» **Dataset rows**
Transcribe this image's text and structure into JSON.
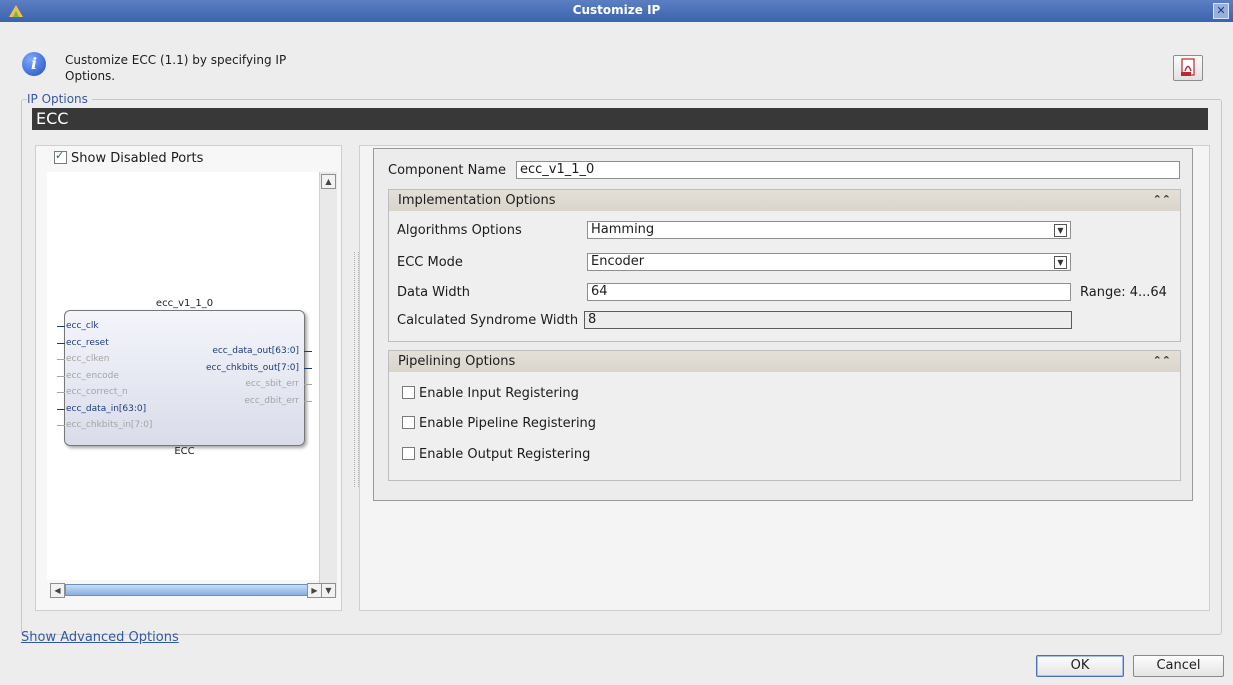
{
  "window": {
    "title": "Customize IP"
  },
  "info": {
    "text": "Customize ECC (1.1) by specifying IP Options."
  },
  "ip_options": {
    "legend": "IP Options",
    "header": "ECC"
  },
  "symbol": {
    "show_disabled_ports_label": "Show Disabled Ports",
    "show_disabled_ports_checked": true,
    "instance_name": "ecc_v1_1_0",
    "block_label": "ECC",
    "input_ports": [
      {
        "name": "ecc_clk",
        "enabled": true
      },
      {
        "name": "ecc_reset",
        "enabled": true
      },
      {
        "name": "ecc_clken",
        "enabled": false
      },
      {
        "name": "ecc_encode",
        "enabled": false
      },
      {
        "name": "ecc_correct_n",
        "enabled": false
      },
      {
        "name": "ecc_data_in[63:0]",
        "enabled": true
      },
      {
        "name": "ecc_chkbits_in[7:0]",
        "enabled": false
      }
    ],
    "output_ports": [
      {
        "name": "ecc_data_out[63:0]",
        "enabled": true
      },
      {
        "name": "ecc_chkbits_out[7:0]",
        "enabled": true
      },
      {
        "name": "ecc_sbit_err",
        "enabled": false
      },
      {
        "name": "ecc_dbit_err",
        "enabled": false
      }
    ]
  },
  "config": {
    "component_name_label": "Component Name",
    "component_name_value": "ecc_v1_1_0",
    "implementation": {
      "title": "Implementation Options",
      "algorithm_label": "Algorithms Options",
      "algorithm_value": "Hamming",
      "mode_label": "ECC Mode",
      "mode_value": "Encoder",
      "data_width_label": "Data Width",
      "data_width_value": "64",
      "data_width_range": "Range: 4...64",
      "syndrome_label": "Calculated Syndrome Width",
      "syndrome_value": "8"
    },
    "pipelining": {
      "title": "Pipelining Options",
      "options": [
        {
          "label": "Enable Input Registering",
          "checked": false
        },
        {
          "label": "Enable Pipeline Registering",
          "checked": false
        },
        {
          "label": "Enable Output Registering",
          "checked": false
        }
      ]
    }
  },
  "footer": {
    "advanced_link": "Show Advanced Options",
    "ok_label": "OK",
    "cancel_label": "Cancel"
  },
  "colors": {
    "title_bar": "#4a6fb8",
    "header_bar": "#383838",
    "link": "#3059a8",
    "active_port": "#1d3b78",
    "disabled_port": "#a4a4a4"
  }
}
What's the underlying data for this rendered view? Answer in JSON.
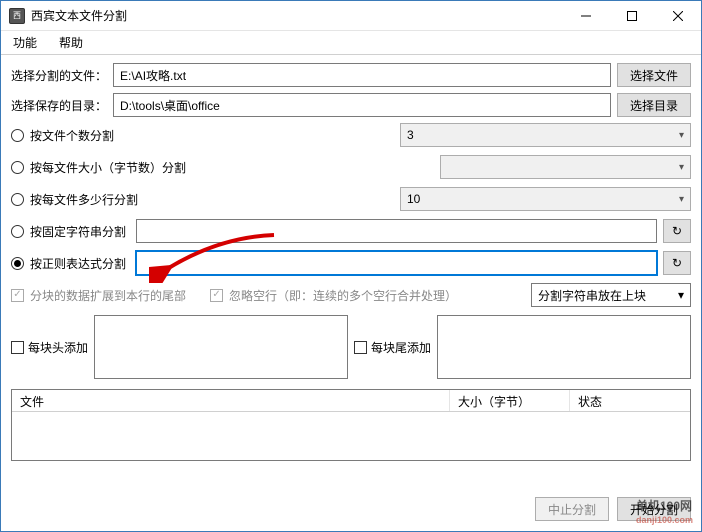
{
  "window": {
    "title": "西宾文本文件分割",
    "icon_label": "西"
  },
  "menu": {
    "func": "功能",
    "help": "帮助"
  },
  "file_row": {
    "label": "选择分割的文件：",
    "value": "E:\\AI攻略.txt",
    "button": "选择文件"
  },
  "dir_row": {
    "label": "选择保存的目录：",
    "value": "D:\\tools\\桌面\\office",
    "button": "选择目录"
  },
  "radios": {
    "by_count": {
      "label": "按文件个数分割",
      "value": "3"
    },
    "by_size": {
      "label": "按每文件大小（字节数）分割",
      "value": ""
    },
    "by_lines": {
      "label": "按每文件多少行分割",
      "value": "10"
    },
    "by_fixed": {
      "label": "按固定字符串分割"
    },
    "by_regex": {
      "label": "按正则表达式分割"
    }
  },
  "options": {
    "extend": "分块的数据扩展到本行的尾部",
    "skip_blank": "忽略空行（即：连续的多个空行合并处理）",
    "split_pos": "分割字符串放在上块"
  },
  "append": {
    "head": "每块头添加",
    "tail": "每块尾添加"
  },
  "table": {
    "col1": "文件",
    "col2": "大小（字节）",
    "col3": "状态"
  },
  "footer": {
    "stop": "中止分割",
    "start": "开始分割"
  },
  "icons": {
    "refresh": "↻"
  },
  "watermark": {
    "main": "单机100网",
    "sub": "danji100.com"
  }
}
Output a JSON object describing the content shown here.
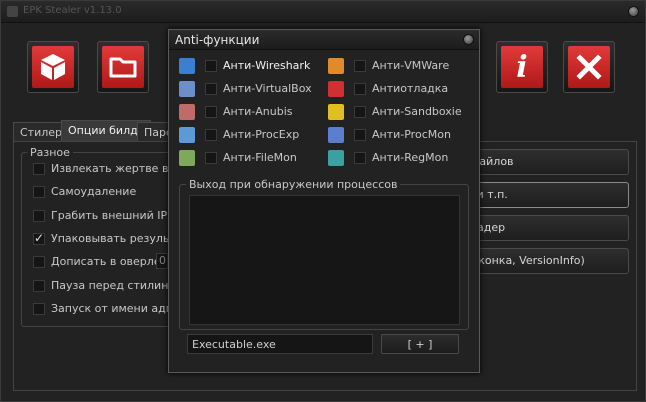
{
  "window": {
    "title": "EPK Stealer v1.13.0"
  },
  "toolbar": {
    "colors": {
      "face": "#d12a2a"
    },
    "buttons": [
      {
        "icon": "cube-icon"
      },
      {
        "icon": "folder-icon"
      },
      {
        "icon": "info-icon"
      },
      {
        "icon": "close-icon"
      }
    ]
  },
  "tabs": [
    {
      "label": "Стилер"
    },
    {
      "label": "Опции билда"
    },
    {
      "label": "Парсе"
    }
  ],
  "options": {
    "legend": "Разное",
    "items": [
      {
        "label": "Извлекать жертве в:",
        "checked": false
      },
      {
        "label": "Самоудаление",
        "checked": false
      },
      {
        "label": "Грабить внешний IP",
        "checked": false
      },
      {
        "label": "Упаковывать результа",
        "checked": true
      },
      {
        "label": "Дописать в оверлей",
        "checked": false
      },
      {
        "label": "Пауза перед стилингом",
        "checked": false
      },
      {
        "label": "Запуск от имени админ",
        "checked": false
      }
    ],
    "overlay_value": "0"
  },
  "right_buttons": [
    {
      "label": "файлов"
    },
    {
      "label": "l и т.п."
    },
    {
      "label": "радер"
    },
    {
      "label": "Иконка, VersionInfo)"
    }
  ],
  "dialog": {
    "title": "Anti-функции",
    "items_left": [
      {
        "label": "Анти-Wireshark",
        "icon": "wireshark-icon",
        "color": "#3a7fd0"
      },
      {
        "label": "Анти-VirtualBox",
        "icon": "virtualbox-icon",
        "color": "#6d8fc9"
      },
      {
        "label": "Анти-Anubis",
        "icon": "anubis-icon",
        "color": "#c06a6a"
      },
      {
        "label": "Анти-ProcExp",
        "icon": "procexp-icon",
        "color": "#5c9ad6"
      },
      {
        "label": "Анти-FileMon",
        "icon": "filemon-icon",
        "color": "#7fa85a"
      }
    ],
    "items_right": [
      {
        "label": "Анти-VMWare",
        "icon": "vmware-icon",
        "color": "#e08a2a"
      },
      {
        "label": "Антиотладка",
        "icon": "bug-icon",
        "color": "#d03030"
      },
      {
        "label": "Анти-Sandboxie",
        "icon": "sandboxie-icon",
        "color": "#e0c020"
      },
      {
        "label": "Анти-ProcMon",
        "icon": "procmon-icon",
        "color": "#5a7fd0"
      },
      {
        "label": "Анти-RegMon",
        "icon": "regmon-icon",
        "color": "#3aa0a0"
      }
    ],
    "process_group_label": "Выход при обнаружении процессов",
    "exe_input_value": "Executable.exe",
    "add_button_label": "[ + ]"
  }
}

» **Set task**
Images do not belong in the copy; reproduce all other parts of the records above verbatim.

» **Answer to this exercise**
Transcribe this image's text and structure into JSON.
{
  "window": {
    "title": "Customize IP"
  },
  "info": {
    "text": "Customize ECC (1.1) by specifying IP Options."
  },
  "ip_options": {
    "legend": "IP Options",
    "header": "ECC"
  },
  "symbol": {
    "show_disabled_ports_label": "Show Disabled Ports",
    "show_disabled_ports_checked": true,
    "instance_name": "ecc_v1_1_0",
    "block_label": "ECC",
    "input_ports": [
      {
        "name": "ecc_clk",
        "enabled": true
      },
      {
        "name": "ecc_reset",
        "enabled": true
      },
      {
        "name": "ecc_clken",
        "enabled": false
      },
      {
        "name": "ecc_encode",
        "enabled": false
      },
      {
        "name": "ecc_correct_n",
        "enabled": false
      },
      {
        "name": "ecc_data_in[63:0]",
        "enabled": true
      },
      {
        "name": "ecc_chkbits_in[7:0]",
        "enabled": false
      }
    ],
    "output_ports": [
      {
        "name": "ecc_data_out[63:0]",
        "enabled": true
      },
      {
        "name": "ecc_chkbits_out[7:0]",
        "enabled": true
      },
      {
        "name": "ecc_sbit_err",
        "enabled": false
      },
      {
        "name": "ecc_dbit_err",
        "enabled": false
      }
    ]
  },
  "config": {
    "component_name_label": "Component Name",
    "component_name_value": "ecc_v1_1_0",
    "implementation": {
      "title": "Implementation Options",
      "algorithm_label": "Algorithms Options",
      "algorithm_value": "Hamming",
      "mode_label": "ECC Mode",
      "mode_value": "Encoder",
      "data_width_label": "Data Width",
      "data_width_value": "64",
      "data_width_range": "Range: 4...64",
      "syndrome_label": "Calculated Syndrome Width",
      "syndrome_value": "8"
    },
    "pipelining": {
      "title": "Pipelining Options",
      "options": [
        {
          "label": "Enable Input Registering",
          "checked": false
        },
        {
          "label": "Enable Pipeline Registering",
          "checked": false
        },
        {
          "label": "Enable Output Registering",
          "checked": false
        }
      ]
    }
  },
  "footer": {
    "advanced_link": "Show Advanced Options",
    "ok_label": "OK",
    "cancel_label": "Cancel"
  },
  "colors": {
    "title_bar": "#4a6fb8",
    "header_bar": "#383838",
    "link": "#3059a8",
    "active_port": "#1d3b78",
    "disabled_port": "#a4a4a4"
  }
}
What's the underlying data for this rendered view? Answer in JSON.
{
  "window": {
    "title": "西宾文本文件分割",
    "icon_label": "西"
  },
  "menu": {
    "func": "功能",
    "help": "帮助"
  },
  "file_row": {
    "label": "选择分割的文件：",
    "value": "E:\\AI攻略.txt",
    "button": "选择文件"
  },
  "dir_row": {
    "label": "选择保存的目录：",
    "value": "D:\\tools\\桌面\\office",
    "button": "选择目录"
  },
  "radios": {
    "by_count": {
      "label": "按文件个数分割",
      "value": "3"
    },
    "by_size": {
      "label": "按每文件大小（字节数）分割",
      "value": ""
    },
    "by_lines": {
      "label": "按每文件多少行分割",
      "value": "10"
    },
    "by_fixed": {
      "label": "按固定字符串分割"
    },
    "by_regex": {
      "label": "按正则表达式分割"
    }
  },
  "options": {
    "extend": "分块的数据扩展到本行的尾部",
    "skip_blank": "忽略空行（即：连续的多个空行合并处理）",
    "split_pos": "分割字符串放在上块"
  },
  "append": {
    "head": "每块头添加",
    "tail": "每块尾添加"
  },
  "table": {
    "col1": "文件",
    "col2": "大小（字节）",
    "col3": "状态"
  },
  "footer": {
    "stop": "中止分割",
    "start": "开始分割"
  },
  "icons": {
    "refresh": "↻"
  },
  "watermark": {
    "main": "单机100网",
    "sub": "danji100.com"
  }
}
Output a JSON object describing the content shown here.
{
  "window": {
    "title": "EPK Stealer v1.13.0"
  },
  "toolbar": {
    "colors": {
      "face": "#d12a2a"
    },
    "buttons": [
      {
        "icon": "cube-icon"
      },
      {
        "icon": "folder-icon"
      },
      {
        "icon": "info-icon"
      },
      {
        "icon": "close-icon"
      }
    ]
  },
  "tabs": [
    {
      "label": "Стилер"
    },
    {
      "label": "Опции билда"
    },
    {
      "label": "Парсе"
    }
  ],
  "options": {
    "legend": "Разное",
    "items": [
      {
        "label": "Извлекать жертве в:",
        "checked": false
      },
      {
        "label": "Самоудаление",
        "checked": false
      },
      {
        "label": "Грабить внешний IP",
        "checked": false
      },
      {
        "label": "Упаковывать результа",
        "checked": true
      },
      {
        "label": "Дописать в оверлей",
        "checked": false
      },
      {
        "label": "Пауза перед стилингом",
        "checked": false
      },
      {
        "label": "Запуск от имени админ",
        "checked": false
      }
    ],
    "overlay_value": "0"
  },
  "right_buttons": [
    {
      "label": "файлов"
    },
    {
      "label": "l и т.п."
    },
    {
      "label": "радер"
    },
    {
      "label": "Иконка, VersionInfo)"
    }
  ],
  "dialog": {
    "title": "Anti-функции",
    "items_left": [
      {
        "label": "Анти-Wireshark",
        "icon": "wireshark-icon",
        "color": "#3a7fd0"
      },
      {
        "label": "Анти-VirtualBox",
        "icon": "virtualbox-icon",
        "color": "#6d8fc9"
      },
      {
        "label": "Анти-Anubis",
        "icon": "anubis-icon",
        "color": "#c06a6a"
      },
      {
        "label": "Анти-ProcExp",
        "icon": "procexp-icon",
        "color": "#5c9ad6"
      },
      {
        "label": "Анти-FileMon",
        "icon": "filemon-icon",
        "color": "#7fa85a"
      }
    ],
    "items_right": [
      {
        "label": "Анти-VMWare",
        "icon": "vmware-icon",
        "color": "#e08a2a"
      },
      {
        "label": "Антиотладка",
        "icon": "bug-icon",
        "color": "#d03030"
      },
      {
        "label": "Анти-Sandboxie",
        "icon": "sandboxie-icon",
        "color": "#e0c020"
      },
      {
        "label": "Анти-ProcMon",
        "icon": "procmon-icon",
        "color": "#5a7fd0"
      },
      {
        "label": "Анти-RegMon",
        "icon": "regmon-icon",
        "color": "#3aa0a0"
      }
    ],
    "process_group_label": "Выход при обнаружении процессов",
    "exe_input_value": "Executable.exe",
    "add_button_label": "[ + ]"
  }
}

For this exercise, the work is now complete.